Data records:
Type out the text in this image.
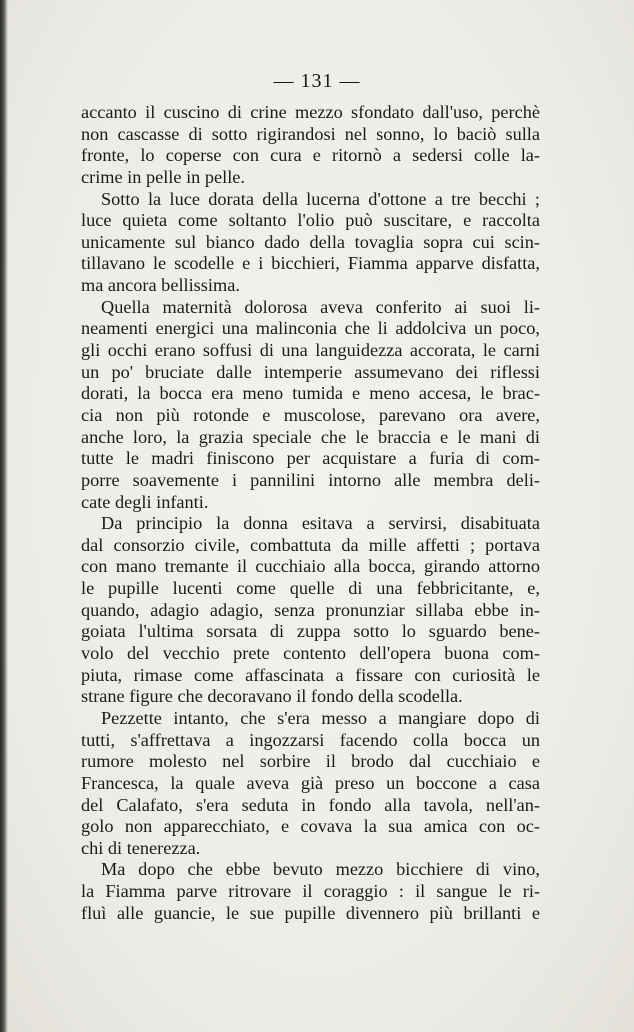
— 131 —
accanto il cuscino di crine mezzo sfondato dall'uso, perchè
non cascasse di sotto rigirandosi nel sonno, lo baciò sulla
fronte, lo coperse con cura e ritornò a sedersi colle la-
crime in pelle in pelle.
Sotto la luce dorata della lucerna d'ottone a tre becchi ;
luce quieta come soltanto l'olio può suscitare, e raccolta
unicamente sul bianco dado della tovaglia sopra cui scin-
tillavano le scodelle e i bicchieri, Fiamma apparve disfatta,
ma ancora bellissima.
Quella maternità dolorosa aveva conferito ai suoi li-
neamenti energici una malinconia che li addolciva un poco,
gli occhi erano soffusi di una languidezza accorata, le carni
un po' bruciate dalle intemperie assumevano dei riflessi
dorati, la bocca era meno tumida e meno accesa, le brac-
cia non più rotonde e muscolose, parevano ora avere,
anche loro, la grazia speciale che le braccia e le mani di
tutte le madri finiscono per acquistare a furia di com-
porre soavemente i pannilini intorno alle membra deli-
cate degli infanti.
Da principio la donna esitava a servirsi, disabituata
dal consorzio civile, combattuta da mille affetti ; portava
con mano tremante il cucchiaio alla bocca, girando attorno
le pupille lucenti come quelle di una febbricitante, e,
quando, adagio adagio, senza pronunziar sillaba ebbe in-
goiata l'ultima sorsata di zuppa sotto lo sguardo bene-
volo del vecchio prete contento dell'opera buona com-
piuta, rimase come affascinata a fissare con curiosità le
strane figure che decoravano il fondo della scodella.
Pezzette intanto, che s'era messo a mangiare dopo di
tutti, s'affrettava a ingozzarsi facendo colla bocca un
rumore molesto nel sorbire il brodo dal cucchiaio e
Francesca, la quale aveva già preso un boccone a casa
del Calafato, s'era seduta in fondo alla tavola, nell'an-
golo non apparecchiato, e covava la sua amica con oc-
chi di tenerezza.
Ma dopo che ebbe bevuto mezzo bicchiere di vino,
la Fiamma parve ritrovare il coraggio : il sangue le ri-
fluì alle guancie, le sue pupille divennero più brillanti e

* * *

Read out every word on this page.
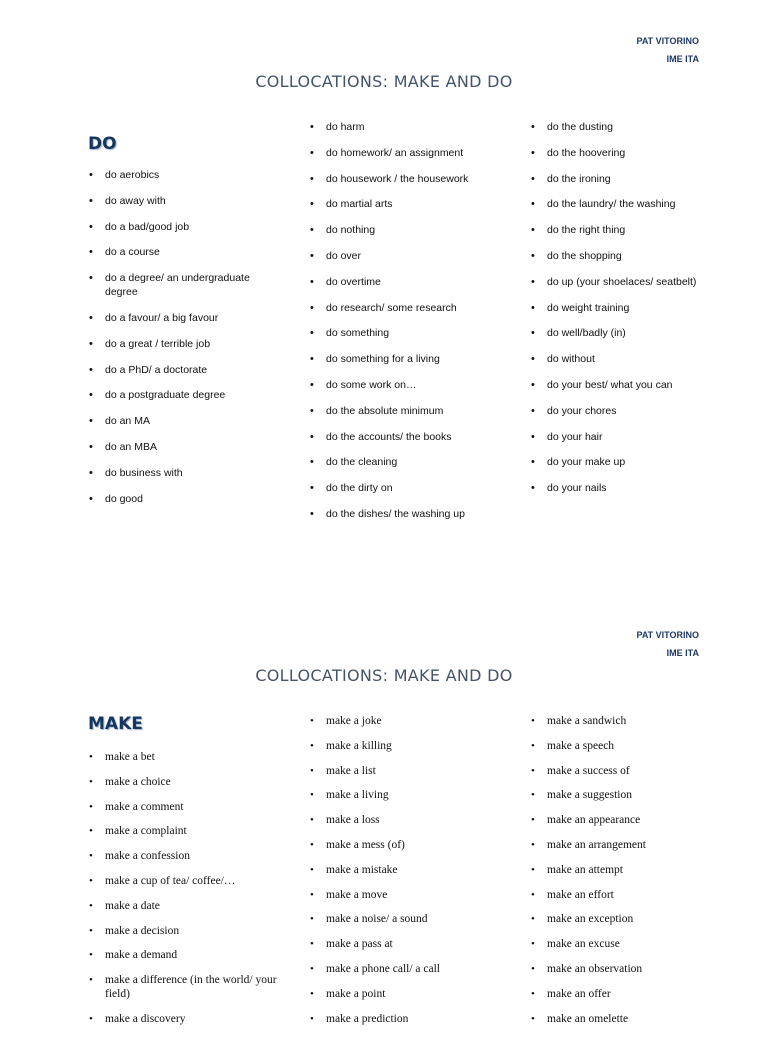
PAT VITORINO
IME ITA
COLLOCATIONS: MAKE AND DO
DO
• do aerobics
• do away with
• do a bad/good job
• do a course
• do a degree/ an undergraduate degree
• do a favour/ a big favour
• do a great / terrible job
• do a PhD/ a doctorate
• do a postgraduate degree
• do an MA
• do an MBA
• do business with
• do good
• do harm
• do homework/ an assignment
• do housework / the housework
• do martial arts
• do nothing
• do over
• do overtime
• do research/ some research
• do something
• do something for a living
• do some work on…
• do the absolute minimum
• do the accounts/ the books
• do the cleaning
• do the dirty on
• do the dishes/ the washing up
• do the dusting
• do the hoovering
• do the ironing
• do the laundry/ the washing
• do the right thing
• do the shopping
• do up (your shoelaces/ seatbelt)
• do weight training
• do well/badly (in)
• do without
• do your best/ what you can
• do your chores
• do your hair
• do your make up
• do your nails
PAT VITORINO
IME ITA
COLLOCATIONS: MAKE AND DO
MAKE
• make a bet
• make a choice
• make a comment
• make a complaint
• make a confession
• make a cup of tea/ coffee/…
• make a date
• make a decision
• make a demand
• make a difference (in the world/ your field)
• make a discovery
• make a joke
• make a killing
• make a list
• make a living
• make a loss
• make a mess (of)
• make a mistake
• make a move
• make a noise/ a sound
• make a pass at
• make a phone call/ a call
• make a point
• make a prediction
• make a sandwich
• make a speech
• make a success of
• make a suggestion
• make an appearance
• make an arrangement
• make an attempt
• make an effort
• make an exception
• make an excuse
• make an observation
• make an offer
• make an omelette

• [WHAT IS NEEDED]
In the material above, show every line where the word "dopo" turns up.

• [RESULT OF THIS EXERCISE]
Pezzette intanto, che s'era messo a mangiare dopo di
Ma dopo che ebbe bevuto mezzo bicchiere di vino,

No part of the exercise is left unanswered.